Stated problem: Render the data below as a JSON list of strings, one string per line and with blank lines omitted, covering only the stretch from the line that contains "Patent image size: (765, 578)." through the line that contains "The hole 305 is at (257, 282).", both included.

━━━━━ Input records

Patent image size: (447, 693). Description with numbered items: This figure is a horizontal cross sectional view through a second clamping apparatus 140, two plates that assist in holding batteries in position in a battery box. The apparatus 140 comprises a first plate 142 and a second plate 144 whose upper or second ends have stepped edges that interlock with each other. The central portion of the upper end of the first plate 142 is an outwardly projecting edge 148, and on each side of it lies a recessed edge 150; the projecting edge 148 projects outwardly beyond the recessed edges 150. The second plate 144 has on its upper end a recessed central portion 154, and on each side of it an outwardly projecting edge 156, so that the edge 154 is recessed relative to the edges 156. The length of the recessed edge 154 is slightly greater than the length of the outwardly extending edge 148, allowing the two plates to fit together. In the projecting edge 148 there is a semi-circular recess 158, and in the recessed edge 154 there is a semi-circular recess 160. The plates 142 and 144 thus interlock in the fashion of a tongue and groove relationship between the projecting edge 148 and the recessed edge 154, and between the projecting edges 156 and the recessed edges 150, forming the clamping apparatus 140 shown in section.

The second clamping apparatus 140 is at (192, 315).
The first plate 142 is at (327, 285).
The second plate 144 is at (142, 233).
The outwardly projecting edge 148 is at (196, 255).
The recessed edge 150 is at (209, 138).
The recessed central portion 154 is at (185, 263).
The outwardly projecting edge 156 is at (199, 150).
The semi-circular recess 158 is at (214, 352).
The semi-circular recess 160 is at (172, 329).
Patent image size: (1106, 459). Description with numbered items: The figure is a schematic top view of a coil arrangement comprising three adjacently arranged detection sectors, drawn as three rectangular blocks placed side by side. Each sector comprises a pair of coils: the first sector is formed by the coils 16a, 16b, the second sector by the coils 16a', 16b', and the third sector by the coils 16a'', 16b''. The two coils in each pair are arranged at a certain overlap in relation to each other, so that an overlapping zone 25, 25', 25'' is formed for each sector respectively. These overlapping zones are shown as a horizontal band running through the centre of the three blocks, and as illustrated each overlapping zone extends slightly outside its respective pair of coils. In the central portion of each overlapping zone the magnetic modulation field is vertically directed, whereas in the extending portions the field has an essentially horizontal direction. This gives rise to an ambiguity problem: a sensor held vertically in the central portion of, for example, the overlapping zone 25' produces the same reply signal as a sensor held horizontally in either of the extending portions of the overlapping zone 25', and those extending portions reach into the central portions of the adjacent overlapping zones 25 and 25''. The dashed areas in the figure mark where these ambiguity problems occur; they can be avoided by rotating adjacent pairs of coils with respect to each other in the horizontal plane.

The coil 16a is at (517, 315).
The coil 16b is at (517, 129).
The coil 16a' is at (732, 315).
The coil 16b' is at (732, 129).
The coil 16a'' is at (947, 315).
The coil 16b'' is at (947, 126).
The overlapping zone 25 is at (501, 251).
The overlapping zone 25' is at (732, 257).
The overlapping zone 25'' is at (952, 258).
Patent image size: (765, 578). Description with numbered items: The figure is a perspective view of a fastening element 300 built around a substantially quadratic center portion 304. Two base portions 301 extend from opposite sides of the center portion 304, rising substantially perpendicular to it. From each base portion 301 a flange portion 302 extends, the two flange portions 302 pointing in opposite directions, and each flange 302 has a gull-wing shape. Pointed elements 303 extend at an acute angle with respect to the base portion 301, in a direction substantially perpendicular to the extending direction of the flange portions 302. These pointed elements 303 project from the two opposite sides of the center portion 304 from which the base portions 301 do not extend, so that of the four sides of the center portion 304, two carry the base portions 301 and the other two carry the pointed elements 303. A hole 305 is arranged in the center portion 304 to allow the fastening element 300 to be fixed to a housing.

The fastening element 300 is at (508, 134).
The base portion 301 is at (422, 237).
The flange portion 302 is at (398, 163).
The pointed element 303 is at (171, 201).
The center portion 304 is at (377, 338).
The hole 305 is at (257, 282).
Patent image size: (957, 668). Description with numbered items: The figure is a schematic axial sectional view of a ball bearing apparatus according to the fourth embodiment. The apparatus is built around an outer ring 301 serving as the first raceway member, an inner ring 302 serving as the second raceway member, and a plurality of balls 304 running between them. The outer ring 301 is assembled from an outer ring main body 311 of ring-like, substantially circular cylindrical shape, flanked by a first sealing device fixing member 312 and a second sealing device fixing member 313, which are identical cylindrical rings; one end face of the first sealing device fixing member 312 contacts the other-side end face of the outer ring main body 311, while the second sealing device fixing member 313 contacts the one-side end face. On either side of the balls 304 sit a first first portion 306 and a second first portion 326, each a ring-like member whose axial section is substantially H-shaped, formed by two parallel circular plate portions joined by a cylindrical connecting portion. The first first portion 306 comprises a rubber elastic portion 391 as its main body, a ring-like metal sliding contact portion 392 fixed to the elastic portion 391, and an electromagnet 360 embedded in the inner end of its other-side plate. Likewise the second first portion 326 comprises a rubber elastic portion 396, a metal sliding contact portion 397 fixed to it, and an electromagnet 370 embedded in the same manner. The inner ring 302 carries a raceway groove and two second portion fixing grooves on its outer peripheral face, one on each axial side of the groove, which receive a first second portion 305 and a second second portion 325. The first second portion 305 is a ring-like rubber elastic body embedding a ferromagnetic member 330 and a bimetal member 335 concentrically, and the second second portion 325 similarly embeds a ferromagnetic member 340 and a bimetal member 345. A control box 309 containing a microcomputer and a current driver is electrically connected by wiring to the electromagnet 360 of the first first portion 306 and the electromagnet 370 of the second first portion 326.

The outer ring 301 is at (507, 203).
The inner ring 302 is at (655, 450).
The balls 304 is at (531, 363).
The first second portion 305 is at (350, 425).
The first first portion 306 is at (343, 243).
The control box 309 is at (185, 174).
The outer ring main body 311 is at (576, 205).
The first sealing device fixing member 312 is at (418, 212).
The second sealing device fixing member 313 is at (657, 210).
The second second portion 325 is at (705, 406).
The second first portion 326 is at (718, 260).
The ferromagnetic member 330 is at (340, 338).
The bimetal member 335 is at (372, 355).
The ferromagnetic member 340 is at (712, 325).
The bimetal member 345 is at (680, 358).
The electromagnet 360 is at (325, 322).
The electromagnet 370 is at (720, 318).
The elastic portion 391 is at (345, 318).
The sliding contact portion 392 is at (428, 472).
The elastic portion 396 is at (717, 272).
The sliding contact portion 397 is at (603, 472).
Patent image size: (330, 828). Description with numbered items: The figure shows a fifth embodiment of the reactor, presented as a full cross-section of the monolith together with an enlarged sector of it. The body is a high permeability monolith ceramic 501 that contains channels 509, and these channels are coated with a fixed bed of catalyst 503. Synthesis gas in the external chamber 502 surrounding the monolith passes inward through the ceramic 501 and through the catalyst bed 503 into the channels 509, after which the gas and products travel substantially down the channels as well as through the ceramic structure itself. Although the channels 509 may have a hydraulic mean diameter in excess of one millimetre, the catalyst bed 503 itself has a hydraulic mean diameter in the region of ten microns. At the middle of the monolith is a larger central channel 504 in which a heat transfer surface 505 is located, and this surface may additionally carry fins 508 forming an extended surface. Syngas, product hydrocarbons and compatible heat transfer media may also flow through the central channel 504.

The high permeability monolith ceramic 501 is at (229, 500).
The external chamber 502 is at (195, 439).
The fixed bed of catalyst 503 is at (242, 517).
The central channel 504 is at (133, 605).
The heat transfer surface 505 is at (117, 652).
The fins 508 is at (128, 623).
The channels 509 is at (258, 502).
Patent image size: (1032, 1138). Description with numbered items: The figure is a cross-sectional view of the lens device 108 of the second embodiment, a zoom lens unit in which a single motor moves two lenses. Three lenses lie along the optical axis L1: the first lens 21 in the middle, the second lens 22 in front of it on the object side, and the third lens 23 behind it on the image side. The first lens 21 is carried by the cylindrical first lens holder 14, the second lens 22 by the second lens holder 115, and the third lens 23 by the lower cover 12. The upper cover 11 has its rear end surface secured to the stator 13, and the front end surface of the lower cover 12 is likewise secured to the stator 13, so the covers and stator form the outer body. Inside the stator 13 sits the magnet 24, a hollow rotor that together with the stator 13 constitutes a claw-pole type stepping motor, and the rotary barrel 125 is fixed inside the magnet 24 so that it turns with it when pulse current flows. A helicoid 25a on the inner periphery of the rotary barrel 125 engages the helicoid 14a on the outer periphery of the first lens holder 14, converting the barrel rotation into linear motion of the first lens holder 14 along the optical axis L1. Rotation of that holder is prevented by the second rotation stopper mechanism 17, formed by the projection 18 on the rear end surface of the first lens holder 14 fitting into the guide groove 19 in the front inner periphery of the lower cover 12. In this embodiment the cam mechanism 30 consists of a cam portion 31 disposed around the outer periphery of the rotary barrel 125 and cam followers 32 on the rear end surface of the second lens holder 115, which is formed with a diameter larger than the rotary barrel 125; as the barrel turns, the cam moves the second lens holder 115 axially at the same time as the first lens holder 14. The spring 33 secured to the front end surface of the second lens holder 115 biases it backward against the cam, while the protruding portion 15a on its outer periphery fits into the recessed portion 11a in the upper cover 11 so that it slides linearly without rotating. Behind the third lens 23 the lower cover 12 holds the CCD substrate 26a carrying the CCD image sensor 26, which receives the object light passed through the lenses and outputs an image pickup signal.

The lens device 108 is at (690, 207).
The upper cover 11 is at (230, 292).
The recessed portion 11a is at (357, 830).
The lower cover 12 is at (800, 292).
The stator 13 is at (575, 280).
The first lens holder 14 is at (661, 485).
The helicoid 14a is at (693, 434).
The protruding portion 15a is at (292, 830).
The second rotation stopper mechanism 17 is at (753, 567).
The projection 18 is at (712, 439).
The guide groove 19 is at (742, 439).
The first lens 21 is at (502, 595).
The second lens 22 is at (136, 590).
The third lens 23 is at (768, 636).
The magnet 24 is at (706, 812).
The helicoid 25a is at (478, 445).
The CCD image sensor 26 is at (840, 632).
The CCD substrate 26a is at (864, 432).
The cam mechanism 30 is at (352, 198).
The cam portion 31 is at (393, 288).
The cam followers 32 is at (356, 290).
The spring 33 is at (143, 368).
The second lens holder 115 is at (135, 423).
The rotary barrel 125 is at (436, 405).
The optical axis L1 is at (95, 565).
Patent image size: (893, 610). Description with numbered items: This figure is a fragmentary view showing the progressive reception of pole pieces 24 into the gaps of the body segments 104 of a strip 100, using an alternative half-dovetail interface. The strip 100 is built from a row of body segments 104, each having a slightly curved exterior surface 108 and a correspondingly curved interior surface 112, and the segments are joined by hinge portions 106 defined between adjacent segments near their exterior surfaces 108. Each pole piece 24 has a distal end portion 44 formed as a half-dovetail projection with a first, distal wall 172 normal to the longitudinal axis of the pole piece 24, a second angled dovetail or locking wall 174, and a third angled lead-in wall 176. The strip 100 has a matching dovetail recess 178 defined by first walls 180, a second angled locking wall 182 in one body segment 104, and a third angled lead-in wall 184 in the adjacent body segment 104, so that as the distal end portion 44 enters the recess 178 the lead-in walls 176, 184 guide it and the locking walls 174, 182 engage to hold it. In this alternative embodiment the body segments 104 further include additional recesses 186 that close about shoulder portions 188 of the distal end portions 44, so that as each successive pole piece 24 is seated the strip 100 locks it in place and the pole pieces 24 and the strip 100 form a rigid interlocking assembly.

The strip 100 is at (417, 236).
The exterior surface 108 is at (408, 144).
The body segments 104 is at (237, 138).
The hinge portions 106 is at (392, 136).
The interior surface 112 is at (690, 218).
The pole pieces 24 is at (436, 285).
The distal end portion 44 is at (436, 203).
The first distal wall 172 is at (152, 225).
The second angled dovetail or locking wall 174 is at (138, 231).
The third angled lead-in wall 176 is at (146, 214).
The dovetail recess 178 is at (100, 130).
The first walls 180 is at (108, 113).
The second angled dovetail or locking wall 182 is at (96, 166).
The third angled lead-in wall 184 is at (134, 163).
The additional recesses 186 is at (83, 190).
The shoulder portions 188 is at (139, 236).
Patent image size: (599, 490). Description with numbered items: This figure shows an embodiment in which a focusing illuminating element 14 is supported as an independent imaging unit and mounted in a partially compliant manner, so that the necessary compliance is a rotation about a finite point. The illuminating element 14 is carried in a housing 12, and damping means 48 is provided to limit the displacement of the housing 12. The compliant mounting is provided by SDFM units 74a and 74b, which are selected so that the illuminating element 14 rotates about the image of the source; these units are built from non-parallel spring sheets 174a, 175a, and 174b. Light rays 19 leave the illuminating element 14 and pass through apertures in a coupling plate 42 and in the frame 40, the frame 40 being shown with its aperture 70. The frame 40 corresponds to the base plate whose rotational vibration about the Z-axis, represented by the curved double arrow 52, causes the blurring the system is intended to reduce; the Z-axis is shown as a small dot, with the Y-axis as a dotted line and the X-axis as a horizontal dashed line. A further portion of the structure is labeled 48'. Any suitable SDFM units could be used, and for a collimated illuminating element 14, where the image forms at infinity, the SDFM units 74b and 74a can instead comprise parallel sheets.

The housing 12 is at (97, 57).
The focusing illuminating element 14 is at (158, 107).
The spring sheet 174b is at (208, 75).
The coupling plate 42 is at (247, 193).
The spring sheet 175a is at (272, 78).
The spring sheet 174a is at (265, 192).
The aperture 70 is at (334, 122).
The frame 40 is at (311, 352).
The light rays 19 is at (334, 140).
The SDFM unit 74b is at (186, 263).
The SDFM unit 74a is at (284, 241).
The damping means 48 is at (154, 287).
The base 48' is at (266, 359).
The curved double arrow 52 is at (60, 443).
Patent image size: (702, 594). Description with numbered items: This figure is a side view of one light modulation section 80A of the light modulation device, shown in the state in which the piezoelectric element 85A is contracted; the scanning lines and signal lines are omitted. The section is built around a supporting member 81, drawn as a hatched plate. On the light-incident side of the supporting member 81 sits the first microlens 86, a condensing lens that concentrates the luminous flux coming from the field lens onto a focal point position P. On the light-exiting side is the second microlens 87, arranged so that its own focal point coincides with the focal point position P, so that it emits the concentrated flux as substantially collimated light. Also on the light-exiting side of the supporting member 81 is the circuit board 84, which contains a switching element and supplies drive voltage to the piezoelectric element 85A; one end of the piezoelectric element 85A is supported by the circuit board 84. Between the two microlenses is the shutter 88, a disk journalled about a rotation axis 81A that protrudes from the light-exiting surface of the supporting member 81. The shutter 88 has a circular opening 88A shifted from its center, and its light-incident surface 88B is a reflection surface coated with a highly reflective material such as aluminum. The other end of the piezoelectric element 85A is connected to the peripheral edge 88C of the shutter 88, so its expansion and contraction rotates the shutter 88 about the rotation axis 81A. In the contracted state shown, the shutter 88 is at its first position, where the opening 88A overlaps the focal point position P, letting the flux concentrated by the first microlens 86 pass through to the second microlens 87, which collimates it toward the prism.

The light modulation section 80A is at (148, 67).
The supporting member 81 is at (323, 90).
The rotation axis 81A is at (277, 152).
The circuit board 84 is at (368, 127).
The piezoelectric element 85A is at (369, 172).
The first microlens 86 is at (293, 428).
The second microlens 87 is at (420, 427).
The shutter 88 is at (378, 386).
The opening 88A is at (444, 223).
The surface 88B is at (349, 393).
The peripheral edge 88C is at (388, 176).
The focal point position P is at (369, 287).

━━━━━━━━━━

Solved problem:
[
  "Patent image size: (765, 578). Description with numbered items: The figure is a perspective view of a fastening element 300 built around a substantially quadratic center portion 304. Two base portions 301 extend from opposite sides of the center portion 304, rising substantially perpendicular to it. From each base portion 301 a flange portion 302 extends, the two flange portions 302 pointing in opposite directions, and each flange 302 has a gull-wing shape. Pointed elements 303 extend at an acute angle with respect to the base portion 301, in a direction substantially perpendicular to the extending direction of the flange portions 302. These pointed elements 303 project from the two opposite sides of the center portion 304 from which the base portions 301 do not extend, so that of the four sides of the center portion 304, two carry the base portions 301 and the other two carry the pointed elements 303. A hole 305 is arranged in the center portion 304 to allow the fastening element 300 to be fixed to a housing.",
  "The fastening element 300 is at (508, 134).",
  "The base portion 301 is at (422, 237).",
  "The flange portion 302 is at (398, 163).",
  "The pointed element 303 is at (171, 201).",
  "The center portion 304 is at (377, 338).",
  "The hole 305 is at (257, 282)."
]